*Data supplied*
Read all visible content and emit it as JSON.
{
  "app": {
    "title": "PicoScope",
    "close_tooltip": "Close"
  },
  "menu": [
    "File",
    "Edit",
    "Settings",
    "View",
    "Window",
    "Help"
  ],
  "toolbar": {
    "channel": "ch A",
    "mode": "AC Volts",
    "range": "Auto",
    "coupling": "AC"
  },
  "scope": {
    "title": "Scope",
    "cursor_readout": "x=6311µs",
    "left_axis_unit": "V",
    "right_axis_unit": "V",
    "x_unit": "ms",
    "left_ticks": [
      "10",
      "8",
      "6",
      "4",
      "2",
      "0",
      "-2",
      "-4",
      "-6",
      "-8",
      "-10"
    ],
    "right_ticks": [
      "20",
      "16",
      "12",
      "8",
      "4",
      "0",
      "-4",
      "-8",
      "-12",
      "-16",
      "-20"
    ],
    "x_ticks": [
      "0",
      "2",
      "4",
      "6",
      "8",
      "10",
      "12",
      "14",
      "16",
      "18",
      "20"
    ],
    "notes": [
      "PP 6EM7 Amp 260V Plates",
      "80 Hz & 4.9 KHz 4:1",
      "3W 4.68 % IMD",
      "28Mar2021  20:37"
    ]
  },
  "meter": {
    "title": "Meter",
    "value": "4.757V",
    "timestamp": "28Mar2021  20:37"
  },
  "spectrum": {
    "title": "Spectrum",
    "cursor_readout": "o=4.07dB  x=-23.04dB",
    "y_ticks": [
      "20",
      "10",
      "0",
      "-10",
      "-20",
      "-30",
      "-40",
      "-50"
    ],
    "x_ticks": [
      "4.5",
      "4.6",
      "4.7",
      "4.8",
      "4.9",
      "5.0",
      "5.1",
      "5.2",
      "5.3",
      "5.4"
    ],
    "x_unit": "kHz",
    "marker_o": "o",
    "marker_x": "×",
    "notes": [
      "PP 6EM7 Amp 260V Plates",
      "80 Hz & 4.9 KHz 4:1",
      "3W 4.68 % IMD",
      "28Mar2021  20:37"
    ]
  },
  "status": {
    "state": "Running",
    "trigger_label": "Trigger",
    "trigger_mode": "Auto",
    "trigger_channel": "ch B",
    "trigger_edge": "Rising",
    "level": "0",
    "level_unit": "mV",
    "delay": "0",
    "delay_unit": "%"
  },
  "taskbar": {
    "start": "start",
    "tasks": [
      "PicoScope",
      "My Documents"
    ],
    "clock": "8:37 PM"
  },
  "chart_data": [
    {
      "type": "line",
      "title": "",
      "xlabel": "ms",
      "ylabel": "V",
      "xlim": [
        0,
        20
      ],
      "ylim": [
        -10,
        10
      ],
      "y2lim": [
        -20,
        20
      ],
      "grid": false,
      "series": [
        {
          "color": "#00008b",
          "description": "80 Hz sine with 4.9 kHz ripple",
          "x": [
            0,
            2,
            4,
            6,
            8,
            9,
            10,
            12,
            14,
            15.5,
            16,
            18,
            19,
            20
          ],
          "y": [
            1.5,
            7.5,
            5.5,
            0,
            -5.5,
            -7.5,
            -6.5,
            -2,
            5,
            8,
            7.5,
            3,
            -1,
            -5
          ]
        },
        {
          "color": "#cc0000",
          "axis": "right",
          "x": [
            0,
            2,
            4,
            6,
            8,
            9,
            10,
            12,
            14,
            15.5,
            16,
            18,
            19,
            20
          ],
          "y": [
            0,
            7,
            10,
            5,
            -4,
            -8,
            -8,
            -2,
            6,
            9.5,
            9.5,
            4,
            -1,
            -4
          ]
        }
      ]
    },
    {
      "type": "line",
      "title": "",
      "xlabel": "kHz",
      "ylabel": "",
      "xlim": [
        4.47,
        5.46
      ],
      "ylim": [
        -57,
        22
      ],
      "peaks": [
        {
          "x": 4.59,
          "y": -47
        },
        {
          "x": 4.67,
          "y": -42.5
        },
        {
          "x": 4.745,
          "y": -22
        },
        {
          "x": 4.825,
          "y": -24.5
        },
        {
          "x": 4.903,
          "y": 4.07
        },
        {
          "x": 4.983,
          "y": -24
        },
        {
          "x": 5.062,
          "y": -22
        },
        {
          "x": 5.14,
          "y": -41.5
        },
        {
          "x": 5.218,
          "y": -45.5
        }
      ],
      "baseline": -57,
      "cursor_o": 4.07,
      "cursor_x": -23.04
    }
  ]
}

* * *

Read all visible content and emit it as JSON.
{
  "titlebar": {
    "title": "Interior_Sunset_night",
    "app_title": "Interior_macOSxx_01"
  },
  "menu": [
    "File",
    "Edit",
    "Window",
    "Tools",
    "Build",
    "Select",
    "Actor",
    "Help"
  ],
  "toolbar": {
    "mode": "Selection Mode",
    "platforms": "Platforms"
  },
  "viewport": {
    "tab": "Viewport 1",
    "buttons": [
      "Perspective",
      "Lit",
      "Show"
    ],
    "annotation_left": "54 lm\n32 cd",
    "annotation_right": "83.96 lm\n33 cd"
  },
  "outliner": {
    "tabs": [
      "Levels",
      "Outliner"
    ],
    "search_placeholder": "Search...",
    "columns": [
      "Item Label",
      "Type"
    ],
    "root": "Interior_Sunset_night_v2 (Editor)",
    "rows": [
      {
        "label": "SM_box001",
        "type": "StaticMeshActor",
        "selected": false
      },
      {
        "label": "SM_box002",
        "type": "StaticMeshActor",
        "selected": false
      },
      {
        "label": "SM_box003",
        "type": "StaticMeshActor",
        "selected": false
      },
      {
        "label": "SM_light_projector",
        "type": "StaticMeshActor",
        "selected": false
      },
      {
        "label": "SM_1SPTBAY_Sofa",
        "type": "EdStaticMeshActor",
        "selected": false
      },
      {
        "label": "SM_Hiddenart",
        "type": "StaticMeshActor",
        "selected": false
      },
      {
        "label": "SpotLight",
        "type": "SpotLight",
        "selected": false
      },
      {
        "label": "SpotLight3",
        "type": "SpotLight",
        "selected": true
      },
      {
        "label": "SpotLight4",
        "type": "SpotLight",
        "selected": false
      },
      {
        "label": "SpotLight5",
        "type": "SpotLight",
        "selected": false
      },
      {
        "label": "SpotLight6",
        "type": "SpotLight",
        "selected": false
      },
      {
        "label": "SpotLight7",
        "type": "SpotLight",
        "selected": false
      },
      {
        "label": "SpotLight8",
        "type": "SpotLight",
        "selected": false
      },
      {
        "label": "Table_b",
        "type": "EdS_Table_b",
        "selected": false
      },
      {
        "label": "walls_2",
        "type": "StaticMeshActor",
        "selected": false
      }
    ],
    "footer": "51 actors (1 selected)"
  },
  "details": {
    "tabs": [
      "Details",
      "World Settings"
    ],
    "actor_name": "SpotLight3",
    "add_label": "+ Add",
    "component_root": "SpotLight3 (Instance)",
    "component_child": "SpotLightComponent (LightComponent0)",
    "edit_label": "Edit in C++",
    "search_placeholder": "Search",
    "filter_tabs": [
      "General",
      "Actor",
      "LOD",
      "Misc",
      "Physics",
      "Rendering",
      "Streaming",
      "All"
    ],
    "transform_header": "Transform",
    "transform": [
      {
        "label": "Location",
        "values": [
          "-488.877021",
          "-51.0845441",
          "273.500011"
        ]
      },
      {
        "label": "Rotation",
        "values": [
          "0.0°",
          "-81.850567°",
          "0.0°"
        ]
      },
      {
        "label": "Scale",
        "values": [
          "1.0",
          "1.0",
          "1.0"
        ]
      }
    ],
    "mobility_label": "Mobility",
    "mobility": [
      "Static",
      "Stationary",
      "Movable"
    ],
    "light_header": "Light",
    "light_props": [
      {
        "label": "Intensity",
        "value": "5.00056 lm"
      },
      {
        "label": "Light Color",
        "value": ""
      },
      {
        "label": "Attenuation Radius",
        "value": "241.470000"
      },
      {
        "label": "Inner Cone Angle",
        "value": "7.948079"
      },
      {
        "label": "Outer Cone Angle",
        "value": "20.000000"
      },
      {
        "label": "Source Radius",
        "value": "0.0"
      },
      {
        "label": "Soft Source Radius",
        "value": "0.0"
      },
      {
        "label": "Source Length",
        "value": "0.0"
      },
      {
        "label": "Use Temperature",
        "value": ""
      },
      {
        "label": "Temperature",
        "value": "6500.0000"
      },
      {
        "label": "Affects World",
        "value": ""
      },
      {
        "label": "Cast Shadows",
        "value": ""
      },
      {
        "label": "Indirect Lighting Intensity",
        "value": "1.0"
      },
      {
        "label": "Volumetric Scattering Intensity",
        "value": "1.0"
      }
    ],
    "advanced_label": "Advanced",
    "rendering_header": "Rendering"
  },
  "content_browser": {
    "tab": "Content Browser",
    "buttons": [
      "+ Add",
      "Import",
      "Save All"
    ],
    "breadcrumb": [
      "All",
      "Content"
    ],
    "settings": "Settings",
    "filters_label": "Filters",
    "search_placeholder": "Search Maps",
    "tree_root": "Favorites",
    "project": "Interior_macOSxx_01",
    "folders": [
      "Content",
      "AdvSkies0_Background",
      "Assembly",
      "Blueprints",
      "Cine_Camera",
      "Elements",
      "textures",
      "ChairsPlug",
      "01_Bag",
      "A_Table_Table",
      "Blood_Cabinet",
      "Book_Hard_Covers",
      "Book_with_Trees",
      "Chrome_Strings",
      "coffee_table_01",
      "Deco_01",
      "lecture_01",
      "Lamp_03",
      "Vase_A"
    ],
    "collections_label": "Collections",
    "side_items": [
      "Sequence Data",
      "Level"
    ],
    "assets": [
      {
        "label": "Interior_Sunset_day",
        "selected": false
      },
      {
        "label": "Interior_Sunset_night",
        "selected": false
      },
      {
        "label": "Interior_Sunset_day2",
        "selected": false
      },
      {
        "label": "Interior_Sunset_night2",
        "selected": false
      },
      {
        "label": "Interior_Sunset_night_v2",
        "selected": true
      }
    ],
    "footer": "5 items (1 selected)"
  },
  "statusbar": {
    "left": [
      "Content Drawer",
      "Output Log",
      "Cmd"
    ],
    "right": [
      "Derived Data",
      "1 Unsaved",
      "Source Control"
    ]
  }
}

* * *

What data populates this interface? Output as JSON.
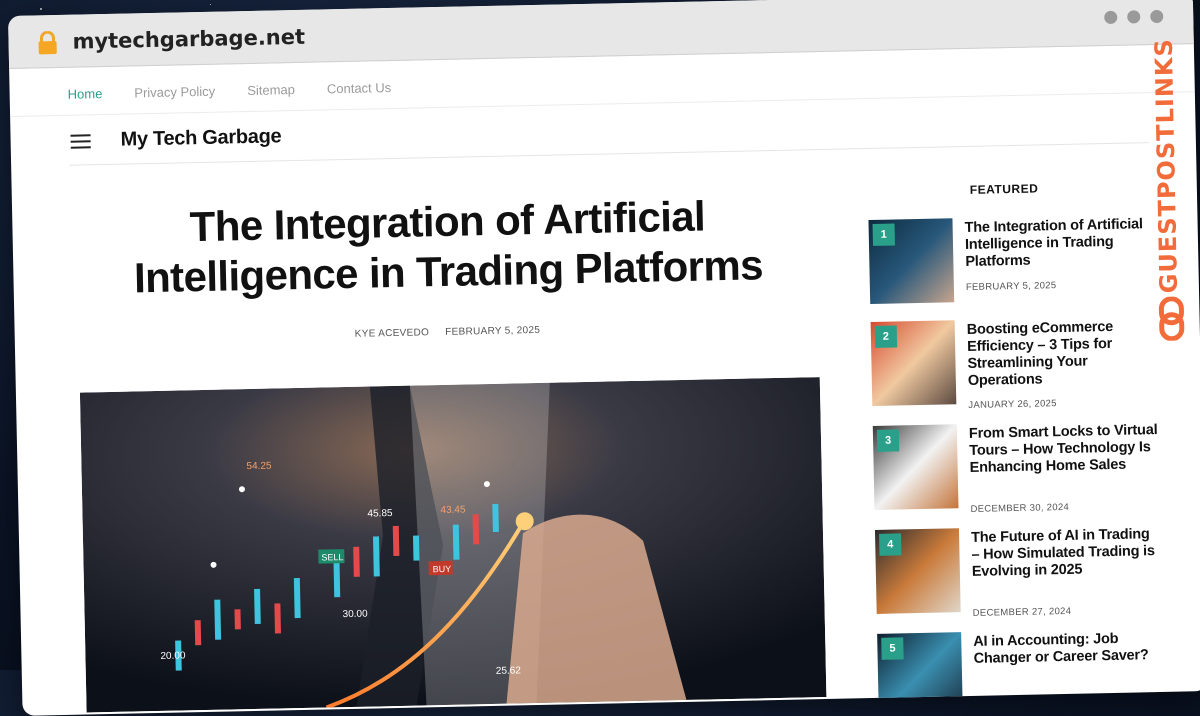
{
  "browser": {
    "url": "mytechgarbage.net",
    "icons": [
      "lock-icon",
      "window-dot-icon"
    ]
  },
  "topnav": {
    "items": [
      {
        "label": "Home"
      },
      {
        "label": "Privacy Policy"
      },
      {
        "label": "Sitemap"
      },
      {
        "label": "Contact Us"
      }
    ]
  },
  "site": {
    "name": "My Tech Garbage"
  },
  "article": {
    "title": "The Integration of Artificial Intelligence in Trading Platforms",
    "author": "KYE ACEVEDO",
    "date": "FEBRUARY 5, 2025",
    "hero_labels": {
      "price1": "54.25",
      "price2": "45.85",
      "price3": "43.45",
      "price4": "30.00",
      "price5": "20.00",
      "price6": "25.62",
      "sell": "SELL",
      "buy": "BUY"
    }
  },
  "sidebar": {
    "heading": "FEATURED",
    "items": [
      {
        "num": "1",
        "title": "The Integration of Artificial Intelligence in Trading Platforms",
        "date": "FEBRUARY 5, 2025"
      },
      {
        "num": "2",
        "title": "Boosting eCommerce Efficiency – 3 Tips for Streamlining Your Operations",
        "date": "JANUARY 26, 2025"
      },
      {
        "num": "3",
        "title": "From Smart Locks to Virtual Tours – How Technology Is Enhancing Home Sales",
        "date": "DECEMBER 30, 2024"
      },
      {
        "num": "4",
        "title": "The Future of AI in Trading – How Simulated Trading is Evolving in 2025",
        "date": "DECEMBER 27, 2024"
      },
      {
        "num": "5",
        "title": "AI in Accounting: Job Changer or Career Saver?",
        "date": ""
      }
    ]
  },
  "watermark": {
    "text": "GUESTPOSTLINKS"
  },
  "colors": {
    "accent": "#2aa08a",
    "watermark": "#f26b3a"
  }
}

*Task directions*
Copy down every line of the material above that includes the string "Temperature".

*Final answer*
        "label": "Use Temperature",
        "label": "Temperature",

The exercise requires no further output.